- **Input**
(begin)
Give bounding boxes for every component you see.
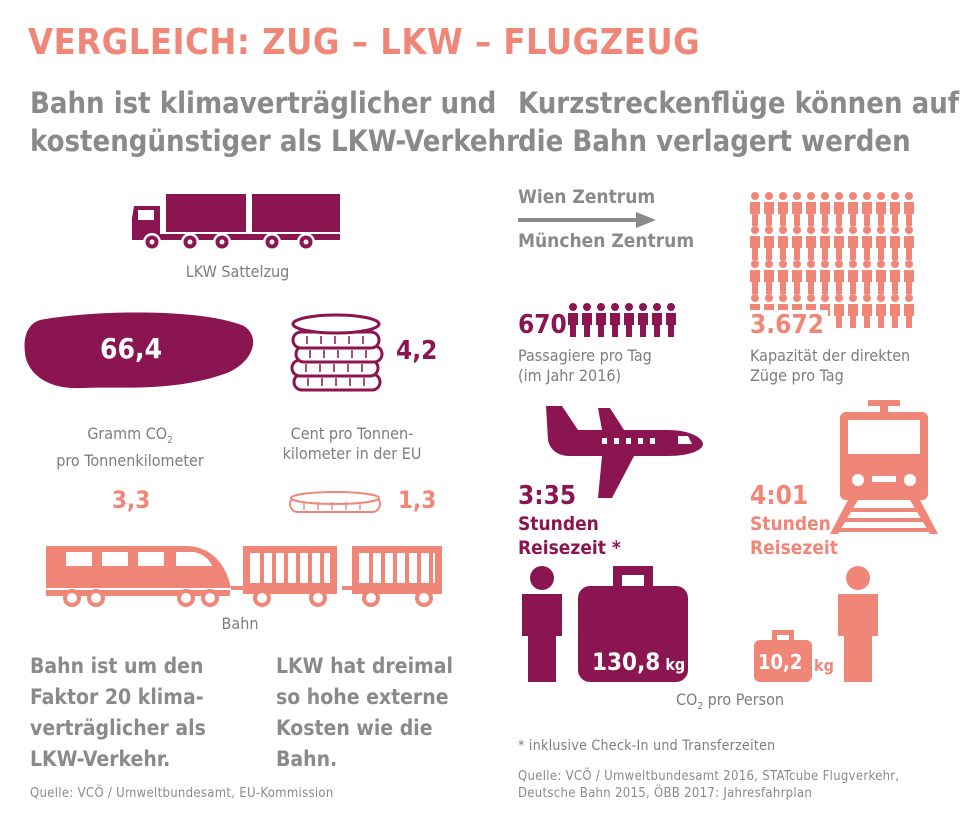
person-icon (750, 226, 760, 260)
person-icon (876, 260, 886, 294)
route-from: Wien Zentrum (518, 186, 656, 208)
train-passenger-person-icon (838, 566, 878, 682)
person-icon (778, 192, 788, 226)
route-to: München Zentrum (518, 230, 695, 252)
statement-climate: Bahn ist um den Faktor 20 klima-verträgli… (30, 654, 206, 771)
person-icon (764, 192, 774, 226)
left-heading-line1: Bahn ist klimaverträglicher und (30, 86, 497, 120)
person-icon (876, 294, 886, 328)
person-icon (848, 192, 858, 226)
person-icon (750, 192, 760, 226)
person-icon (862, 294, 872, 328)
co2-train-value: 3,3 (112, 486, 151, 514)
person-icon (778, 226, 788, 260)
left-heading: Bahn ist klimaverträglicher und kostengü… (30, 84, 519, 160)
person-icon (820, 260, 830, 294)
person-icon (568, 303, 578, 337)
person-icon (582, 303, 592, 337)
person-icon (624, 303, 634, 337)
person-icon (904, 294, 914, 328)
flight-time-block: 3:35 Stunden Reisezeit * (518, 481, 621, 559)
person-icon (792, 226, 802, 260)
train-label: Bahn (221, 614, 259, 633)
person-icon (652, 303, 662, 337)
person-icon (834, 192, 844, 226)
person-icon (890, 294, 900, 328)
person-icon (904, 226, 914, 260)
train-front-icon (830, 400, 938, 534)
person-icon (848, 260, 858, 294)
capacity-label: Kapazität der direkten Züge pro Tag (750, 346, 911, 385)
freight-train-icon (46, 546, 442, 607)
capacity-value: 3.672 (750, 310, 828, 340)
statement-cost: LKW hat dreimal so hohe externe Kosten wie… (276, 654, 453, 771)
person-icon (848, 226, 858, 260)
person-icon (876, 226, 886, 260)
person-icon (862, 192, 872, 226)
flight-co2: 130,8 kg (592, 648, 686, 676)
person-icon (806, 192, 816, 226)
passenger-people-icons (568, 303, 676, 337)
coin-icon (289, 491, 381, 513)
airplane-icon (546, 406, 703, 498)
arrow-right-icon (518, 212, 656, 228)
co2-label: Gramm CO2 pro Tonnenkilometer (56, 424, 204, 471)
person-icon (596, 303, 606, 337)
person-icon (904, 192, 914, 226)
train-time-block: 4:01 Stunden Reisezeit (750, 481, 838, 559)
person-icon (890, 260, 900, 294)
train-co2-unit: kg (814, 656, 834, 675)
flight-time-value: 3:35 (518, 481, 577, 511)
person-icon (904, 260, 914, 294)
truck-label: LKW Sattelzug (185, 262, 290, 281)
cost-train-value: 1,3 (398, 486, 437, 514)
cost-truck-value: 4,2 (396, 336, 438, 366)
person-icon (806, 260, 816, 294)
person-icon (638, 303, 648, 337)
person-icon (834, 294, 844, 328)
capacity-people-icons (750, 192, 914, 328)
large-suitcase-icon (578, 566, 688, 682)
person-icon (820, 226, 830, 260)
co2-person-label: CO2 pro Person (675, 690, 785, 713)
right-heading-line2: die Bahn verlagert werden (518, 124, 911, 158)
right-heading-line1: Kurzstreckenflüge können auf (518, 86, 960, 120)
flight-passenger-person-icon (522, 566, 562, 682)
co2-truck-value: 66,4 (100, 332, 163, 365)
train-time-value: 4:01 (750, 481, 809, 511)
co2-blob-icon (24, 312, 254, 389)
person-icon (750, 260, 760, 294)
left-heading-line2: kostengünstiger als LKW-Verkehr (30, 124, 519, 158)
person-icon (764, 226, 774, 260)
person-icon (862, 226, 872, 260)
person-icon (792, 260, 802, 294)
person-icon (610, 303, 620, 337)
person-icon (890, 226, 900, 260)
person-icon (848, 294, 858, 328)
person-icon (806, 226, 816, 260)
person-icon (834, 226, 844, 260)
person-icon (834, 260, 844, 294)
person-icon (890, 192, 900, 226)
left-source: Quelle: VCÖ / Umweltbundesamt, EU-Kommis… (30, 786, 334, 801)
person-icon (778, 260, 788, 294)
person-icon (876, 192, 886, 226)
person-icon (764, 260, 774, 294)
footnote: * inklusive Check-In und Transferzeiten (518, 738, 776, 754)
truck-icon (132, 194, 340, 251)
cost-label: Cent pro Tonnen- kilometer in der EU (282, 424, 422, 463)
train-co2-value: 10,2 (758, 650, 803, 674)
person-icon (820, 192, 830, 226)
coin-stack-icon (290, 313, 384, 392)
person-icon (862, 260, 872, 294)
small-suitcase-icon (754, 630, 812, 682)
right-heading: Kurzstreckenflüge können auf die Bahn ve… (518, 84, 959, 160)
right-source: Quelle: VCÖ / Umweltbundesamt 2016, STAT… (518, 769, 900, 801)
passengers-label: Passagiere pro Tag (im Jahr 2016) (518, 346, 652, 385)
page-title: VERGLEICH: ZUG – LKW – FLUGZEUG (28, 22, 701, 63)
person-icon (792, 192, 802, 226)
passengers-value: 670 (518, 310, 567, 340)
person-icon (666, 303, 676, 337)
(end)
(begin)
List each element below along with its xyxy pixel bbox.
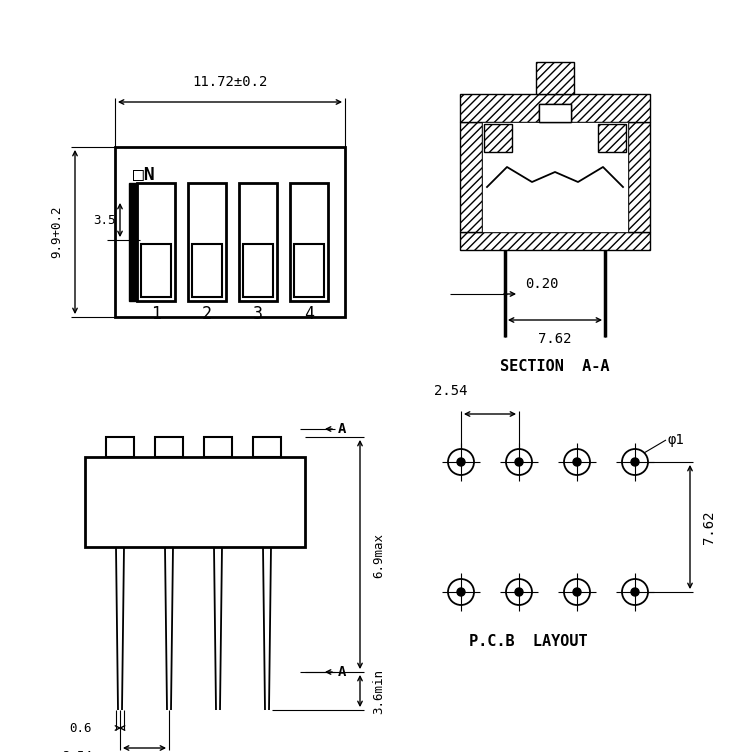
(end)
- **Description of the task**
Recast the data lines starting at the one containing "Give bounding boxes" and ending at the one containing "person-icon (904, 294, 914, 328)" as a Markdown table with the columns Row and Line, giving each line a row number and skipping blank lines. Leave the pictures out of the table.

- **Correct result**
| Row | Line |
|---|---|
| 1 | Give bounding boxes for every component you see. |
| 2 | person-icon (750, 226, 760, 260) |
| 3 | person-icon (876, 260, 886, 294) |
| 4 | route-from: Wien Zentrum (518, 186, 656, 208) |
| 5 | train-passenger-person-icon (838, 566, 878, 682) |
| 6 | person-icon (778, 192, 788, 226) |
| 7 | route-to: München Zentrum (518, 230, 695, 252) |
| 8 | statement-climate: Bahn ist um den Faktor 20 klima-verträgli… (30, 654, 206, 771) |
| 9 | person-icon (764, 192, 774, 226) |
| 10 | left-heading-line1: Bahn ist klimaverträglicher und (30, 86, 497, 120) |
| 11 | person-icon (876, 294, 886, 328) |
| 12 | person-icon (848, 192, 858, 226) |
| 13 | person-icon (750, 192, 760, 226) |
| 14 | person-icon (862, 294, 872, 328) |
| 15 | co2-train-value: 3,3 (112, 486, 151, 514) |
| 16 | person-icon (778, 226, 788, 260) |
| 17 | left-heading: Bahn ist klimaverträglicher und kostengü… (30, 84, 519, 160) |
| 18 | person-icon (820, 260, 830, 294) |
| 19 | person-icon (568, 303, 578, 337) |
| 20 | person-icon (582, 303, 592, 337) |
| 21 | person-icon (624, 303, 634, 337) |
| 22 | person-icon (904, 294, 914, 328) |